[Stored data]
--*--

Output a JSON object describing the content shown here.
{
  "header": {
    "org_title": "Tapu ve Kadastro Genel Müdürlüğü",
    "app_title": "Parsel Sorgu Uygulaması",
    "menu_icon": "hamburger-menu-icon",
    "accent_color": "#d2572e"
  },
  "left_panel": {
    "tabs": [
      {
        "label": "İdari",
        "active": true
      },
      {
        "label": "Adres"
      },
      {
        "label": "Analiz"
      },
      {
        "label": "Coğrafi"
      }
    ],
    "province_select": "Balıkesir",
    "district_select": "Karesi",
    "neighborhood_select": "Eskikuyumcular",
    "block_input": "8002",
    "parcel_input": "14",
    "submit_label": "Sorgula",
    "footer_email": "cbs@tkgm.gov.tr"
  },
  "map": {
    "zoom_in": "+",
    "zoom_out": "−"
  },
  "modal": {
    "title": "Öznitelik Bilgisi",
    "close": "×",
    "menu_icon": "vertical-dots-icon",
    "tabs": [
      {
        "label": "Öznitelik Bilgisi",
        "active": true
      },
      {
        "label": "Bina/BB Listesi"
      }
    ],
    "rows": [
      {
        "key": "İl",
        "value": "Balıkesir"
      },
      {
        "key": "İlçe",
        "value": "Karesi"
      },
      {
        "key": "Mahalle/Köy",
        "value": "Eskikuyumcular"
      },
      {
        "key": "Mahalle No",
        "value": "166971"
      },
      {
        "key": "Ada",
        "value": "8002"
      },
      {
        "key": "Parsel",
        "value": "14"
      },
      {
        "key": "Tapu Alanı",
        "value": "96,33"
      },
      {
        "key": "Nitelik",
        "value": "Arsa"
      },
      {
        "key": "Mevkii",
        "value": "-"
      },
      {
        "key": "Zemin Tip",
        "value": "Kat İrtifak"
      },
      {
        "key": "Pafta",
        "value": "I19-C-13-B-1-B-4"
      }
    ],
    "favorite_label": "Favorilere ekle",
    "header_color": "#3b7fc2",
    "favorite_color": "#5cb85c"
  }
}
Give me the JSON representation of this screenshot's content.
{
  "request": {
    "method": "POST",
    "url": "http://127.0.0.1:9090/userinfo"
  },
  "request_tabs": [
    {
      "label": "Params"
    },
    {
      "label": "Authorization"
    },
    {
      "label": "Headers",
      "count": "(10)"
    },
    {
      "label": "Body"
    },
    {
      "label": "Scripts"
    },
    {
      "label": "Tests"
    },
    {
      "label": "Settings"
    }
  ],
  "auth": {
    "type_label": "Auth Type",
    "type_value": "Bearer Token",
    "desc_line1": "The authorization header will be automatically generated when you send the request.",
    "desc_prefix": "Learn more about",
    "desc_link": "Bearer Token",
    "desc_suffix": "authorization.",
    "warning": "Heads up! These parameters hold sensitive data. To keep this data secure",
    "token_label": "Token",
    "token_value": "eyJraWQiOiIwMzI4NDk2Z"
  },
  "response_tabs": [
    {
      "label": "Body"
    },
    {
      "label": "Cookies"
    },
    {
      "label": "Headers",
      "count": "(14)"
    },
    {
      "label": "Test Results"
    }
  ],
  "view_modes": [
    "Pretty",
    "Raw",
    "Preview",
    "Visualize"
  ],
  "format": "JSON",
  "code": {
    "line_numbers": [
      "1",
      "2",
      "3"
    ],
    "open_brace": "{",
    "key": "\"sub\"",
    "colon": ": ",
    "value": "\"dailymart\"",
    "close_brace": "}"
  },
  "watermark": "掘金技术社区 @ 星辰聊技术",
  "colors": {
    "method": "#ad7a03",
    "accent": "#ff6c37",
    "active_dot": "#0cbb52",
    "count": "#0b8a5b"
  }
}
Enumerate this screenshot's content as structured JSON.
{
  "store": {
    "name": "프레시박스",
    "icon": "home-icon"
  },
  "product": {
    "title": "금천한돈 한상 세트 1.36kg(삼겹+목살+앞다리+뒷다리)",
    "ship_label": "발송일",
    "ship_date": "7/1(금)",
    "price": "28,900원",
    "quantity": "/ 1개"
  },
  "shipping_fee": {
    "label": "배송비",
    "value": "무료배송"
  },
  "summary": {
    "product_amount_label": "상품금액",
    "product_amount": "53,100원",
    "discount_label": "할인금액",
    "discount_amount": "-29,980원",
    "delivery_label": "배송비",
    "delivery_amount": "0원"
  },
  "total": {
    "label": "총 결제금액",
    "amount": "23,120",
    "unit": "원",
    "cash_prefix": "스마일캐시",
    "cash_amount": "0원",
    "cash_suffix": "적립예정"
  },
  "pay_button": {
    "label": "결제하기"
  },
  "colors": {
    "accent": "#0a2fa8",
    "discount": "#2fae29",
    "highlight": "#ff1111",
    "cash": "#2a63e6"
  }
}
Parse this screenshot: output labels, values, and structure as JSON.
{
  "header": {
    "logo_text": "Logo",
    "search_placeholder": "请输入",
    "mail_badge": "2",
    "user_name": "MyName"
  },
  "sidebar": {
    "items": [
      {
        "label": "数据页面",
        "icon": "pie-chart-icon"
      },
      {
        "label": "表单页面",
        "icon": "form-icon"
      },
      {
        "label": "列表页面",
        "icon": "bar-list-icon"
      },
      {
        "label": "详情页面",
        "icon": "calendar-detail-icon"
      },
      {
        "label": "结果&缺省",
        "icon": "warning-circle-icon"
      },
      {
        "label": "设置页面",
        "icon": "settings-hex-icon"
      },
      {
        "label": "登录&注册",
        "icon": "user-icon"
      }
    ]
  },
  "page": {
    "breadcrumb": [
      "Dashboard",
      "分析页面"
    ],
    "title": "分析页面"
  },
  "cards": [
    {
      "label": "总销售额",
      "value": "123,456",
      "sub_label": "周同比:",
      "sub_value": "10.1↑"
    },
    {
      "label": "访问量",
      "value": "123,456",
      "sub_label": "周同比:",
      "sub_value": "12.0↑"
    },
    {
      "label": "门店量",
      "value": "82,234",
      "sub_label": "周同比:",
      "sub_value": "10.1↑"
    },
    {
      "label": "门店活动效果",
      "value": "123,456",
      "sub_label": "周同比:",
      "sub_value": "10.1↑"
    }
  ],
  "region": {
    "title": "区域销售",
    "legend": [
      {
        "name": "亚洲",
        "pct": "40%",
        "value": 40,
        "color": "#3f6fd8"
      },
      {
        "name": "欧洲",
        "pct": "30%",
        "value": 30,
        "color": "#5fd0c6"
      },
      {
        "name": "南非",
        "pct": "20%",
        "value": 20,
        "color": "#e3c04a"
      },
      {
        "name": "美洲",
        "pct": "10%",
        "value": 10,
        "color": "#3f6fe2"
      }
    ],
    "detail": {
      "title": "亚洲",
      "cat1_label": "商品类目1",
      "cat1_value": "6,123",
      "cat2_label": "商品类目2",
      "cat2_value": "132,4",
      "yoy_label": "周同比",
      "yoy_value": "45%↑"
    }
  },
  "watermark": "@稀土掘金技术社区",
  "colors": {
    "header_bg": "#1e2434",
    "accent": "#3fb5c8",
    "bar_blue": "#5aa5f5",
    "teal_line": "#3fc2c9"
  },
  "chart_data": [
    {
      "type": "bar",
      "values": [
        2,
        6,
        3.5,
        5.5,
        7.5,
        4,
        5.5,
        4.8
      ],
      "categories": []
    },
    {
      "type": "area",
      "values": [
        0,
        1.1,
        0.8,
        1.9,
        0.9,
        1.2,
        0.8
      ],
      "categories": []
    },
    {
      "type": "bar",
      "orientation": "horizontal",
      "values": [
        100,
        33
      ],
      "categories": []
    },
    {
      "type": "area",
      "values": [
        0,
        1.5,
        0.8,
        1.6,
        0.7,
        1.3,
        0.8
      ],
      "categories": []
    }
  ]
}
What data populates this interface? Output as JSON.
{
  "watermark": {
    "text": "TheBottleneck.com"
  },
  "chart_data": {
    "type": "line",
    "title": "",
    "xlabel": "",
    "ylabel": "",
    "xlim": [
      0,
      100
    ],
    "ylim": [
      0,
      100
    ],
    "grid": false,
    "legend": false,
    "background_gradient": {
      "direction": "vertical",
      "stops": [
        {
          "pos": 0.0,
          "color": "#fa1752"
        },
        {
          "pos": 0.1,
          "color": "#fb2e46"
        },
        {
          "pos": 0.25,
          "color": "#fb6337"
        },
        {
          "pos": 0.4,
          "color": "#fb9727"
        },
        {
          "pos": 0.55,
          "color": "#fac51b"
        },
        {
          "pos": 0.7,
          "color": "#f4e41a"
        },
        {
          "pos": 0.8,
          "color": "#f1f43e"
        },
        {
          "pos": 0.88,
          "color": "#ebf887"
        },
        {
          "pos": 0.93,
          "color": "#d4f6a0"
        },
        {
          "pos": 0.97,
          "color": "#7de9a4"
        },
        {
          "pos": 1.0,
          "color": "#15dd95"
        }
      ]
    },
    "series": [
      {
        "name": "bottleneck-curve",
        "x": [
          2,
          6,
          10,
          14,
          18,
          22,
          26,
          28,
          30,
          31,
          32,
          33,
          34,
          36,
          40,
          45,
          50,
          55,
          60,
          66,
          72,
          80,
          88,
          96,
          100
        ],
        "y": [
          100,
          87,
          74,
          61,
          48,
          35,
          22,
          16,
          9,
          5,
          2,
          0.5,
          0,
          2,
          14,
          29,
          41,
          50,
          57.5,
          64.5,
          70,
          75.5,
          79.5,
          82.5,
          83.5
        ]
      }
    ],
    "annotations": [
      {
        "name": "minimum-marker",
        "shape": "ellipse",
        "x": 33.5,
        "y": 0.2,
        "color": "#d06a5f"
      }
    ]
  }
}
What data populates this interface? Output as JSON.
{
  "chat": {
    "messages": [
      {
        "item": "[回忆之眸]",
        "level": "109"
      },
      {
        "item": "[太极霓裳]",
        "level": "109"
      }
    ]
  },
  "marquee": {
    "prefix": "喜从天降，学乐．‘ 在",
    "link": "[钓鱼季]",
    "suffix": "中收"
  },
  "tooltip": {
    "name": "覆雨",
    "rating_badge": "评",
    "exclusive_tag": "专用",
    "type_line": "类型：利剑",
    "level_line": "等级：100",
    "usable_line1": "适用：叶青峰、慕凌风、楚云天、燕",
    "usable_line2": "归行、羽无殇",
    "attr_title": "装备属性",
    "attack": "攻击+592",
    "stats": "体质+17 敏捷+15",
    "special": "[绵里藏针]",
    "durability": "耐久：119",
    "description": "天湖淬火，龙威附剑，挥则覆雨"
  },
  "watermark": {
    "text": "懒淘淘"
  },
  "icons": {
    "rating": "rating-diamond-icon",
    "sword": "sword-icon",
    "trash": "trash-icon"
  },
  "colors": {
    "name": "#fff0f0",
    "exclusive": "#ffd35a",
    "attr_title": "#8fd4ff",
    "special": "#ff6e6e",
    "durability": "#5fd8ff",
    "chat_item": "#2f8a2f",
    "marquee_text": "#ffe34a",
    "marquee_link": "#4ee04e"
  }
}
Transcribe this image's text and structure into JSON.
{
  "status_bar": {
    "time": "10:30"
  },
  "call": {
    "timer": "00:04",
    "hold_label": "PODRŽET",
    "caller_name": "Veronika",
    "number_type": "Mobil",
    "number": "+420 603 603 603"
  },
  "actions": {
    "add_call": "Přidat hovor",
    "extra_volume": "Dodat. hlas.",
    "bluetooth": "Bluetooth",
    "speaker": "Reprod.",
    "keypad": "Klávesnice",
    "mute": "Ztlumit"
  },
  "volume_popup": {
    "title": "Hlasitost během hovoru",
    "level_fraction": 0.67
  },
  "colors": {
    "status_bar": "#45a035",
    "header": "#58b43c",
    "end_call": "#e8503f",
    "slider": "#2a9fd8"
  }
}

--*--

**TASK INSTRUCTIONS**
Search the listing for the string "vertical". Copy each line where it turns up.

**SOLUTION TO THIS PROBLEM**
    "menu_icon": "vertical-dots-icon",
      "direction": "vertical",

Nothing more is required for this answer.